* **TASK GOAL**: Which lines below contain "this"? Copy every one of them.
Content starts
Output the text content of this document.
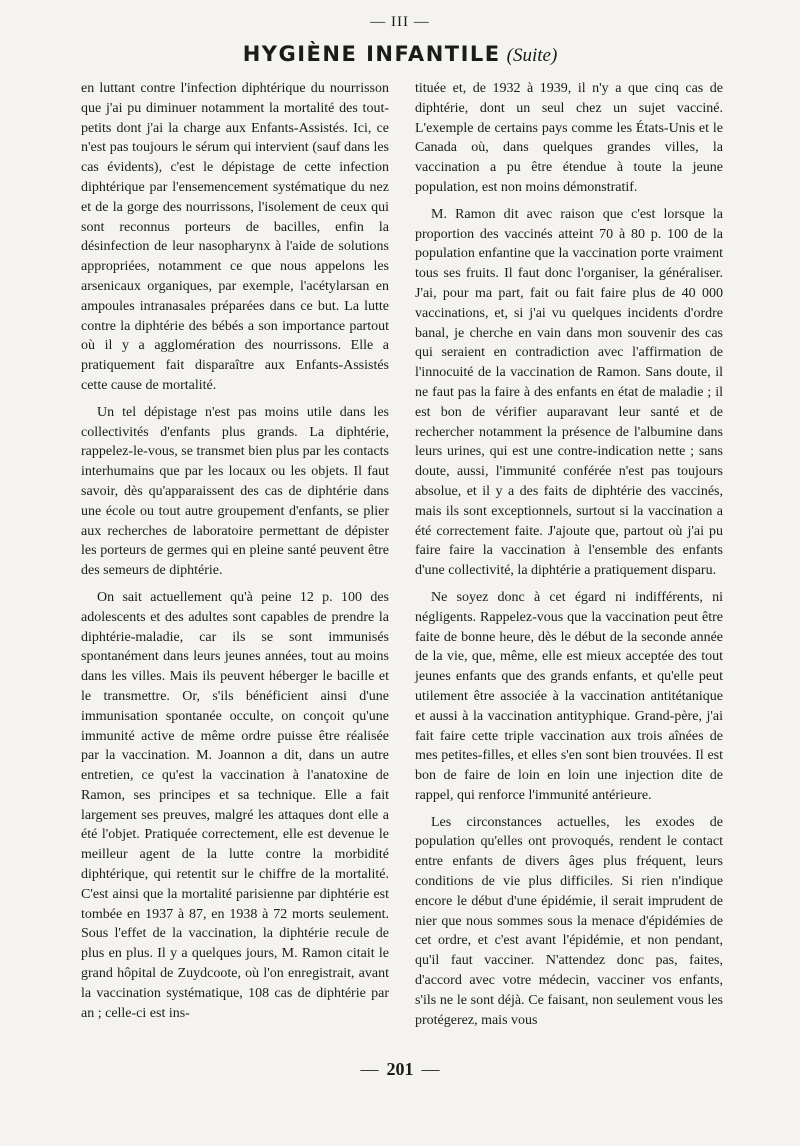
— III —
HYGIÈNE INFANTILE (Suite)

en luttant contre l'infection diphtérique du nourrisson que j'ai pu diminuer notamment la mortalité des tout-petits dont j'ai la charge aux Enfants-Assistés. Ici, ce n'est pas toujours le sérum qui intervient (sauf dans les cas évidents), c'est le dépistage de cette infection diphtérique par l'ensemencement systématique du nez et de la gorge des nourrissons, l'isolement de ceux qui sont reconnus porteurs de bacilles, enfin la désinfection de leur nasopharynx à l'aide de solutions appropriées, notamment ce que nous appelons les arsenicaux organiques, par exemple, l'acétylarsan en ampoules intranasales préparées dans ce but. La lutte contre la diphtérie des bébés a son importance partout où il y a agglomération des nourrissons. Elle a pratiquement fait disparaître aux Enfants-Assistés cette cause de mortalité.

Un tel dépistage n'est pas moins utile dans les collectivités d'enfants plus grands. La diphtérie, rappelez-le-vous, se transmet bien plus par les contacts interhumains que par les locaux ou les objets. Il faut savoir, dès qu'apparaissent des cas de diphtérie dans une école ou tout autre groupement d'enfants, se plier aux recherches de laboratoire permettant de dépister les porteurs de germes qui en pleine santé peuvent être des semeurs de diphtérie.

On sait actuellement qu'à peine 12 p. 100 des adolescents et des adultes sont capables de prendre la diphtérie-maladie, car ils se sont immunisés spontanément dans leurs jeunes années, tout au moins dans les villes. Mais ils peuvent héberger le bacille et le transmettre. Or, s'ils bénéficient ainsi d'une immunisation spontanée occulte, on conçoit qu'une immunité active de même ordre puisse être réalisée par la vaccination. M. Joannon a dit, dans un autre entretien, ce qu'est la vaccination à l'anatoxine de Ramon, ses principes et sa technique. Elle a fait largement ses preuves, malgré les attaques dont elle a été l'objet. Pratiquée correctement, elle est devenue le meilleur agent de la lutte contre la morbidité diphtérique, qui retentit sur le chiffre de la mortalité. C'est ainsi que la mortalité parisienne par diphtérie est tombée en 1937 à 87, en 1938 à 72 morts seulement. Sous l'effet de la vaccination, la diphtérie recule de plus en plus. Il y a quelques jours, M. Ramon citait le grand hôpital de Zuydcoote, où l'on enregistrait, avant la vaccination systématique, 108 cas de diphtérie par an ; celle-ci est ins-

tituée et, de 1932 à 1939, il n'y a que cinq cas de diphtérie, dont un seul chez un sujet vacciné. L'exemple de certains pays comme les États-Unis et le Canada où, dans quelques grandes villes, la vaccination a pu être étendue à toute la jeune population, est non moins démonstratif.

M. Ramon dit avec raison que c'est lorsque la proportion des vaccinés atteint 70 à 80 p. 100 de la population enfantine que la vaccination porte vraiment tous ses fruits. Il faut donc l'organiser, la généraliser. J'ai, pour ma part, fait ou fait faire plus de 40 000 vaccinations, et, si j'ai vu quelques incidents d'ordre banal, je cherche en vain dans mon souvenir des cas qui seraient en contradiction avec l'affirmation de l'innocuité de la vaccination de Ramon. Sans doute, il ne faut pas la faire à des enfants en état de maladie ; il est bon de vérifier auparavant leur santé et de rechercher notamment la présence de l'albumine dans leurs urines, qui est une contre-indication nette ; sans doute, aussi, l'immunité conférée n'est pas toujours absolue, et il y a des faits de diphtérie des vaccinés, mais ils sont exceptionnels, surtout si la vaccination a été correctement faite. J'ajoute que, partout où j'ai pu faire faire la vaccination à l'ensemble des enfants d'une collectivité, la diphtérie a pratiquement disparu.

Ne soyez donc à cet égard ni indifférents, ni négligents. Rappelez-vous que la vaccination peut être faite de bonne heure, dès le début de la seconde année de la vie, que, même, elle est mieux acceptée des tout jeunes enfants que des grands enfants, et qu'elle peut utilement être associée à la vaccination antitétanique et aussi à la vaccination antityphique. Grand-père, j'ai fait faire cette triple vaccination aux trois aînées de mes petites-filles, et elles s'en sont bien trouvées. Il est bon de faire de loin en loin une injection dite de rappel, qui renforce l'immunité antérieure.

Les circonstances actuelles, les exodes de population qu'elles ont provoqués, rendent le contact entre enfants de divers âges plus fréquent, leurs conditions de vie plus difficiles. Si rien n'indique encore le début d'une épidémie, il serait imprudent de nier que nous sommes sous la menace d'épidémies de cet ordre, et c'est avant l'épidémie, et non pendant, qu'il faut vacciner. N'attendez donc pas, faites, d'accord avec votre médecin, vacciner vos enfants, s'ils ne le sont déjà. Ce faisant, non seulement vous les protégerez, mais vous

— 201 —
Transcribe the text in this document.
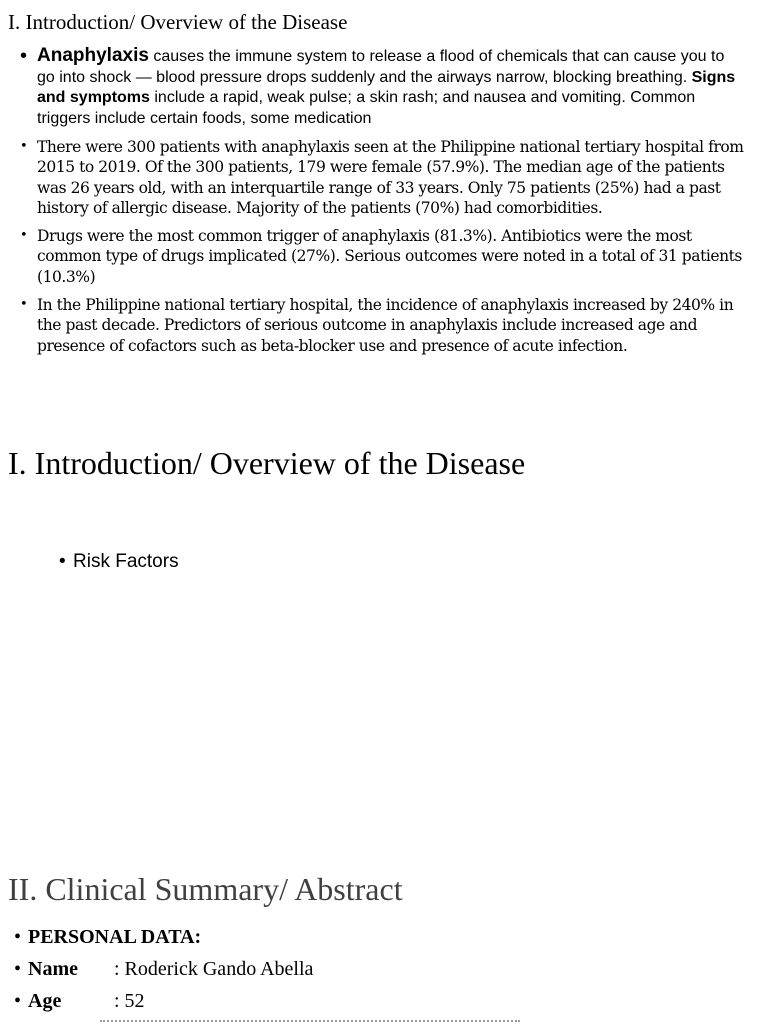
I. Introduction/ Overview of the Disease
• Anaphylaxis causes the immune system to release a flood of chemicals that can cause you to go into shock — blood pressure drops suddenly and the airways narrow, blocking breathing. Signs and symptoms include a rapid, weak pulse; a skin rash; and nausea and vomiting. Common triggers include certain foods, some medication
• There were 300 patients with anaphylaxis seen at the Philippine national tertiary hospital from 2015 to 2019. Of the 300 patients, 179 were female (57.9%). The median age of the patients was 26 years old, with an interquartile range of 33 years. Only 75 patients (25%) had a past history of allergic disease. Majority of the patients (70%) had comorbidities.
• Drugs were the most common trigger of anaphylaxis (81.3%). Antibiotics were the most common type of drugs implicated (27%). Serious outcomes were noted in a total of 31 patients (10.3%)
• In the Philippine national tertiary hospital, the incidence of anaphylaxis increased by 240% in the past decade. Predictors of serious outcome in anaphylaxis include increased age and presence of cofactors such as beta-blocker use and presence of acute infection.
I. Introduction/ Overview of the Disease
• Risk Factors
II. Clinical Summary/ Abstract
• PERSONAL DATA:
• Name : Roderick Gando Abella
• Age	: 52
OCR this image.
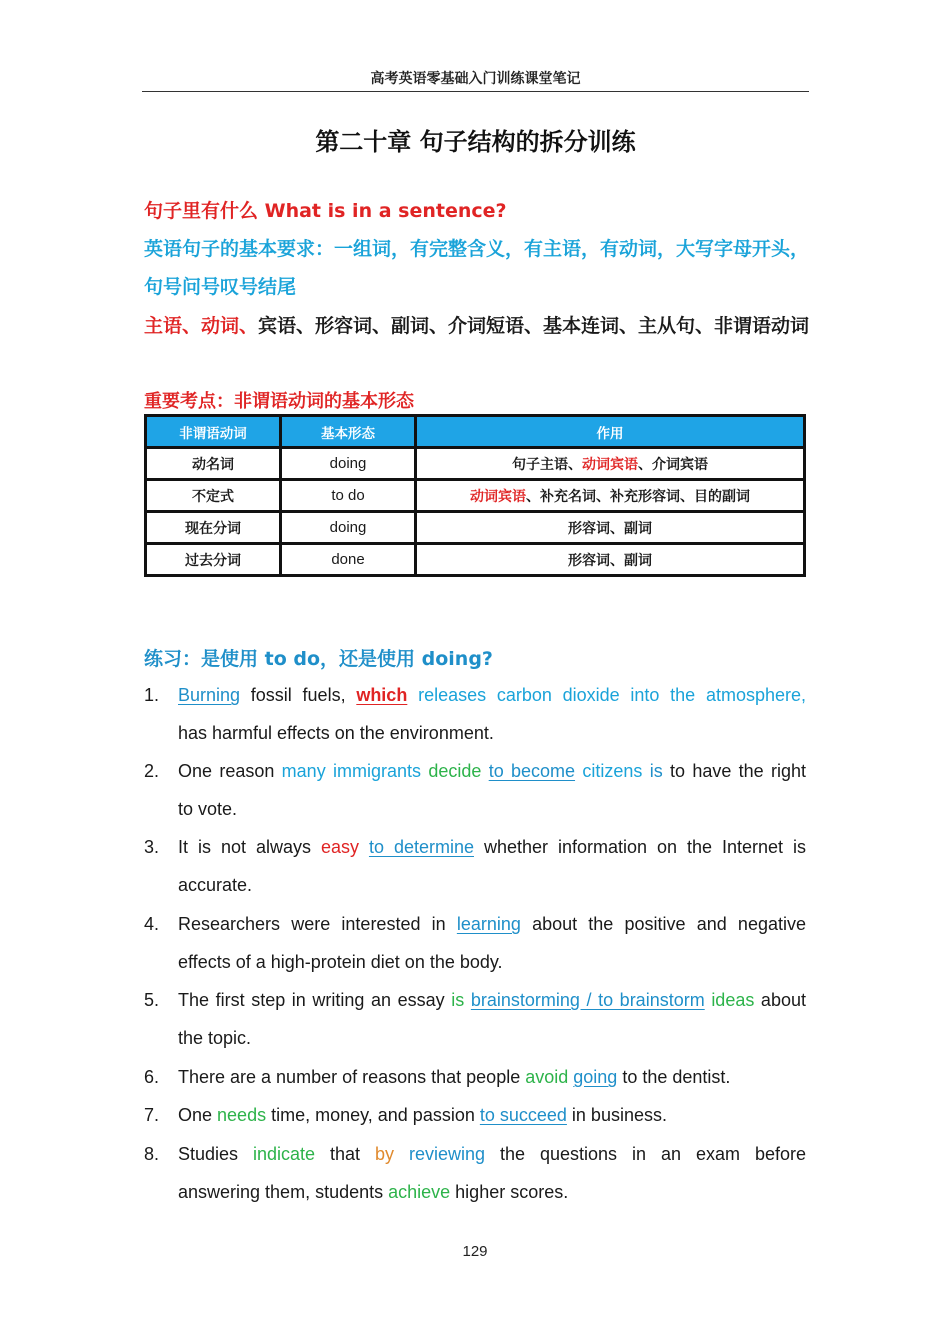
高考英语零基础入门训练课堂笔记
第二十章 句子结构的拆分训练
句子里有什么 What is in a sentence?
英语句子的基本要求：一组词，有完整含义，有主语，有动词，大写字母开头，
句号问号叹号结尾
主语、动词、宾语、形容词、副词、介词短语、基本连词、主从句、非谓语动词
重要考点：非谓语动词的基本形态
非谓语动词	基本形态	作用
动名词	doing	句子主语、动词宾语、介词宾语
不定式	to do	动词宾语、补充名词、补充形容词、目的副词
现在分词	doing	形容词、副词
过去分词	done	形容词、副词
练习：是使用 to do，还是使用 doing?
1. Burning fossil fuels, which releases carbon dioxide into the atmosphere,
has harmful effects on the environment.
2. One reason many immigrants decide to become citizens is to have the right
to vote.
3. It is not always easy to determine whether information on the Internet is
accurate.
4. Researchers were interested in learning about the positive and negative
effects of a high-protein diet on the body.
5. The first step in writing an essay is brainstorming / to brainstorm ideas about
the topic.
6. There are a number of reasons that people avoid going to the dentist.
7. One needs time, money, and passion to succeed in business.
8. Studies indicate that by reviewing the questions in an exam before
answering them, students achieve higher scores.
129
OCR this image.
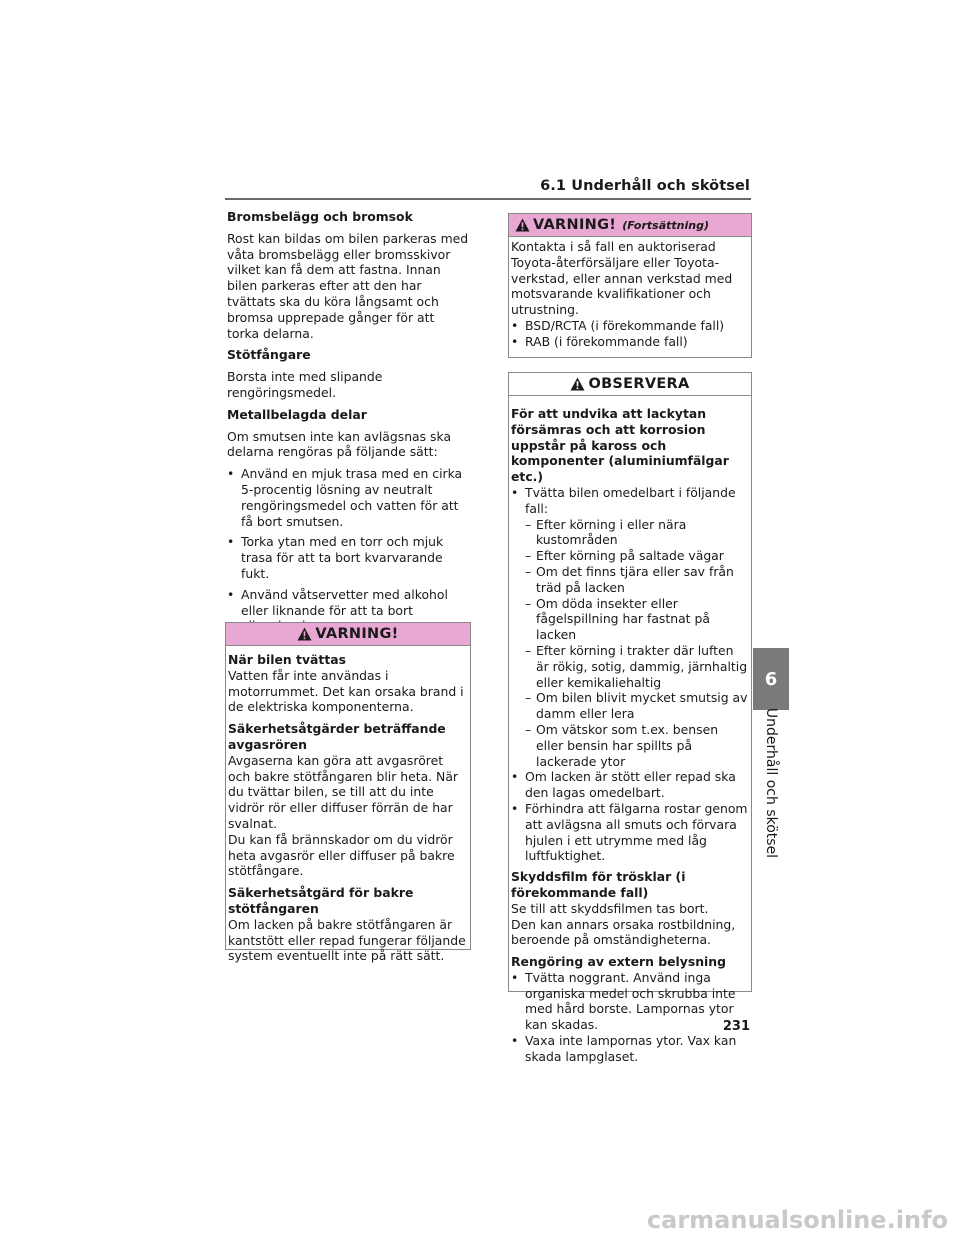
6.1 Underhåll och skötsel
Bromsbelägg och bromsok
Rost kan bildas om bilen parkeras med våta bromsbelägg eller bromsskivor vilket kan få dem att fastna. Innan bilen parkeras efter att den har tvättats ska du köra långsamt och bromsa upprepade gånger för att torka delarna.
Stötfångare
Borsta inte med slipande rengöringsmedel.
Metallbelagda delar
Om smutsen inte kan avlägsnas ska delarna rengöras på följande sätt:
• Använd en mjuk trasa med en cirka 5-procentig lösning av neutralt rengöringsmedel och vatten för att få bort smutsen.
• Torka ytan med en torr och mjuk trasa för att ta bort kvarvarande fukt.
• Använd våtservetter med alkohol eller liknande för att ta bort
VARNING!
När bilen tvättas
Vatten får inte användas i motorrummet. Det kan orsaka brand i de elektriska komponenterna.
Säkerhetsåtgärder beträffande avgasrören
Avgaserna kan göra att avgasröret och bakre stötfångaren blir heta. När du tvättar bilen, se till att du inte vidrör rör eller diffuser förrän de har svalnat.
Du kan få brännskador om du vidrör heta avgasrör eller diffuser på bakre stötfångare.
Säkerhetsåtgärd för bakre stötfångaren
Om lacken på bakre stötfångaren är kantstött eller repad fungerar följande system eventuellt inte på rätt sätt.
VARNING! (Fortsättning)
Kontakta i så fall en auktoriserad Toyota-återförsäljare eller Toyota-verkstad, eller annan verkstad med motsvarande kvalifikationer och utrustning.
• BSD/RCTA (i förekommande fall)
• RAB (i förekommande fall)
OBSERVERA
För att undvika att lackytan försämras och att korrosion uppstår på kaross och komponenter (aluminiumfälgar etc.)
• Tvätta bilen omedelbart i följande fall:
– Efter körning i eller nära kustområden
– Efter körning på saltade vägar
– Om det finns tjära eller sav från träd på lacken
– Om döda insekter eller fågelspillning har fastnat på lacken
– Efter körning i trakter där luften är rökig, sotig, dammig, järnhaltig eller kemikaliehaltig
– Om bilen blivit mycket smutsig av damm eller lera
– Om vätskor som t.ex. bensen eller bensin har spillts på lackerade ytor
• Om lacken är stött eller repad ska den lagas omedelbart.
• Förhindra att fälgarna rostar genom att avlägsna all smuts och förvara hjulen i ett utrymme med låg luftfuktighet.
Skyddsfilm för trösklar (i förekommande fall)
Se till att skyddsfilmen tas bort.
Den kan annars orsaka rostbildning, beroende på omständigheterna.
Rengöring av extern belysning
• Tvätta noggrant. Använd inga organiska medel och skrubba inte med hård borste. Lampornas ytor kan skadas.
• Vaxa inte lampornas ytor. Vax kan skada lampglaset.
6
Underhåll och skötsel
231
carmanualsonline.info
Content ends
* **ANSWER BOX**:
Output the text content of this document.
Transcribe the text in this document.
OCR this image.
OCR this image.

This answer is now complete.